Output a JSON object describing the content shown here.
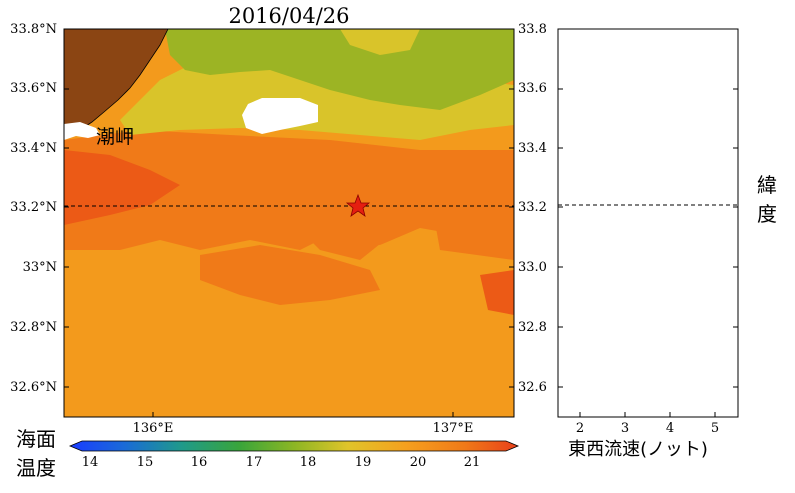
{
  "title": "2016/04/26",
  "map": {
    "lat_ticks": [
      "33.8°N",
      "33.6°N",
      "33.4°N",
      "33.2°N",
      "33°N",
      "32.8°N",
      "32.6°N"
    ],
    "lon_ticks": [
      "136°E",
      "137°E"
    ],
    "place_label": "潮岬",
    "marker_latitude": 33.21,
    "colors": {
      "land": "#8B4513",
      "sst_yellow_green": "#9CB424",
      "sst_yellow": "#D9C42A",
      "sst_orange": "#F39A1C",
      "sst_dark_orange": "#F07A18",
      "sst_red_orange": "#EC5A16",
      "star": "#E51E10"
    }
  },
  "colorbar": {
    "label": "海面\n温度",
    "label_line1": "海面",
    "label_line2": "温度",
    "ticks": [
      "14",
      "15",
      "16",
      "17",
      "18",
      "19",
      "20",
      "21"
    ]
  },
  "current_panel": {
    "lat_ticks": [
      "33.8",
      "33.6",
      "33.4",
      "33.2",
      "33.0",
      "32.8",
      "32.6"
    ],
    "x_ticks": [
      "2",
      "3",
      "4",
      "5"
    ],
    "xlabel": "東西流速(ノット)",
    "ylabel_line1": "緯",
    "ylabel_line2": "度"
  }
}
******************************
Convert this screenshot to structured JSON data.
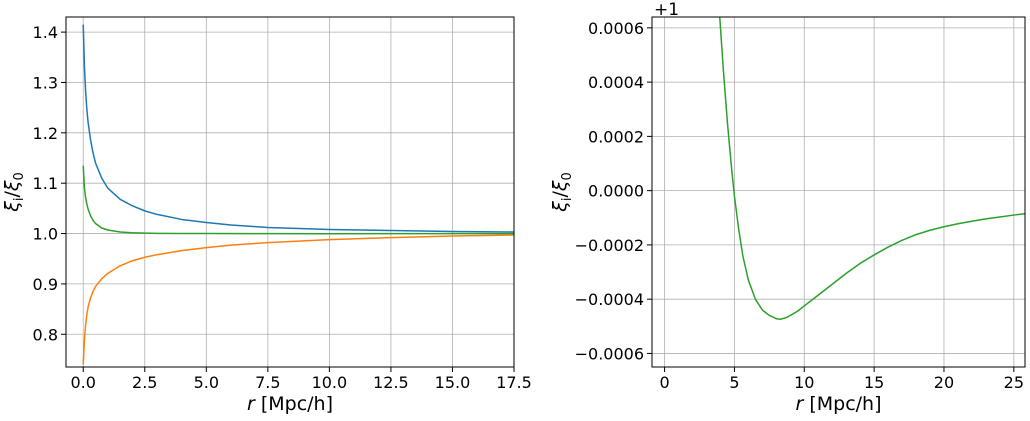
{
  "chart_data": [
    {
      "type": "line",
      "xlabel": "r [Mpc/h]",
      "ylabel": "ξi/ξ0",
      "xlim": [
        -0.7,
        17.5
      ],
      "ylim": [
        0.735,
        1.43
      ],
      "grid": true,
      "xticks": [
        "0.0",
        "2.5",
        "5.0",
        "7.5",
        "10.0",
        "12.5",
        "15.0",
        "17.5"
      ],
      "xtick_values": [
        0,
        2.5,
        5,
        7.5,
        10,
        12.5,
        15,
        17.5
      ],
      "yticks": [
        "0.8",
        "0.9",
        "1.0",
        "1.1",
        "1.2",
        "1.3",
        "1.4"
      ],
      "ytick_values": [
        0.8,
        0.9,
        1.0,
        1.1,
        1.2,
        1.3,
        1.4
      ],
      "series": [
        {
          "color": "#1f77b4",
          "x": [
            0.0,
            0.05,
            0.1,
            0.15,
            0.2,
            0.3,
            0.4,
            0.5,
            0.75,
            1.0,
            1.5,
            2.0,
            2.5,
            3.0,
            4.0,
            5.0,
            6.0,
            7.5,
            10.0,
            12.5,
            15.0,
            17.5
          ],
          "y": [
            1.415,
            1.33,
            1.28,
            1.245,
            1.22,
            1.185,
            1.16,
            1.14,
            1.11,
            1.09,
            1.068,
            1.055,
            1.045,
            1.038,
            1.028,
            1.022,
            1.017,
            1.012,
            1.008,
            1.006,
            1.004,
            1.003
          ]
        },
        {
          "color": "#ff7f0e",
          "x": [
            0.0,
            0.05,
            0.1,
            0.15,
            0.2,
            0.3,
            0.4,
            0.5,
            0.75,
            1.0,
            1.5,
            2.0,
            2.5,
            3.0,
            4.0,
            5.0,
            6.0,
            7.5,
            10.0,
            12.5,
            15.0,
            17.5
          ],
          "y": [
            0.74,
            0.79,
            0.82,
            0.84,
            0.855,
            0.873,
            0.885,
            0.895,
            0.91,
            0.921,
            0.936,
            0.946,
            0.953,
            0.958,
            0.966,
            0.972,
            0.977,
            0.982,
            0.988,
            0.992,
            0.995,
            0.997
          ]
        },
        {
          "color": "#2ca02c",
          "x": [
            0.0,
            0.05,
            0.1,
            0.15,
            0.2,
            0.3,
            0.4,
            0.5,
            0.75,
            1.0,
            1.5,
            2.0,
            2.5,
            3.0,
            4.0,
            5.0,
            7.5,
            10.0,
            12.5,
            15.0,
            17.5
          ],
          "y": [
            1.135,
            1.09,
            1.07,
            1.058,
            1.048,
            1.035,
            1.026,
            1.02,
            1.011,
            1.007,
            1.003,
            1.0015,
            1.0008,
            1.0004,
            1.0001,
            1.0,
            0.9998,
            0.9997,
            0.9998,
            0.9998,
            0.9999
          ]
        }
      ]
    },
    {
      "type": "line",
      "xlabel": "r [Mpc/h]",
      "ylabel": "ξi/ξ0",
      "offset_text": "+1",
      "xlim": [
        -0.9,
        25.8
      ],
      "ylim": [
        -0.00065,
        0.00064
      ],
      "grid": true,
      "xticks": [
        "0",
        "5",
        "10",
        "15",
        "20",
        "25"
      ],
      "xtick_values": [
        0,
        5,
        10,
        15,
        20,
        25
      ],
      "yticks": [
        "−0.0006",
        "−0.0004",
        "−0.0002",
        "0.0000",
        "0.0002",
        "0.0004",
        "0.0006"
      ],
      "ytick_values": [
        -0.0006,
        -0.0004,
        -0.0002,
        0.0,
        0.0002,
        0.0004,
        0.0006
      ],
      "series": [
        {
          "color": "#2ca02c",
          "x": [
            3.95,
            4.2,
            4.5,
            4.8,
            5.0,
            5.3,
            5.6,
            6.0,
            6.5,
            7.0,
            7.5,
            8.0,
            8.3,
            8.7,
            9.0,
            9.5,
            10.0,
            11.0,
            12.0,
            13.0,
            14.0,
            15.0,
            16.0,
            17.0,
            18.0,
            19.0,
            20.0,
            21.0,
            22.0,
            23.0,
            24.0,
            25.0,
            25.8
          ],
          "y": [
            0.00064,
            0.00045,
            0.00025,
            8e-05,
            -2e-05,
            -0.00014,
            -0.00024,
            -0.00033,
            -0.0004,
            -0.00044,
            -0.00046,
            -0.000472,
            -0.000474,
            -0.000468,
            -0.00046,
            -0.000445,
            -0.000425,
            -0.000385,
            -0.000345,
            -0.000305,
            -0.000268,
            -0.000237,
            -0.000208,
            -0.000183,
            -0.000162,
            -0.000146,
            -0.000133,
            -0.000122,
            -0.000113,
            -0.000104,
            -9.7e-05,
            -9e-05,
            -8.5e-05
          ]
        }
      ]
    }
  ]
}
******************************
**Written instruction:** Review the material and copy each line in which the word "JSON" appears.

**Answer in full:**
Output a JSON object describing the content shown here.
Convert this screenshot to structured JSON data.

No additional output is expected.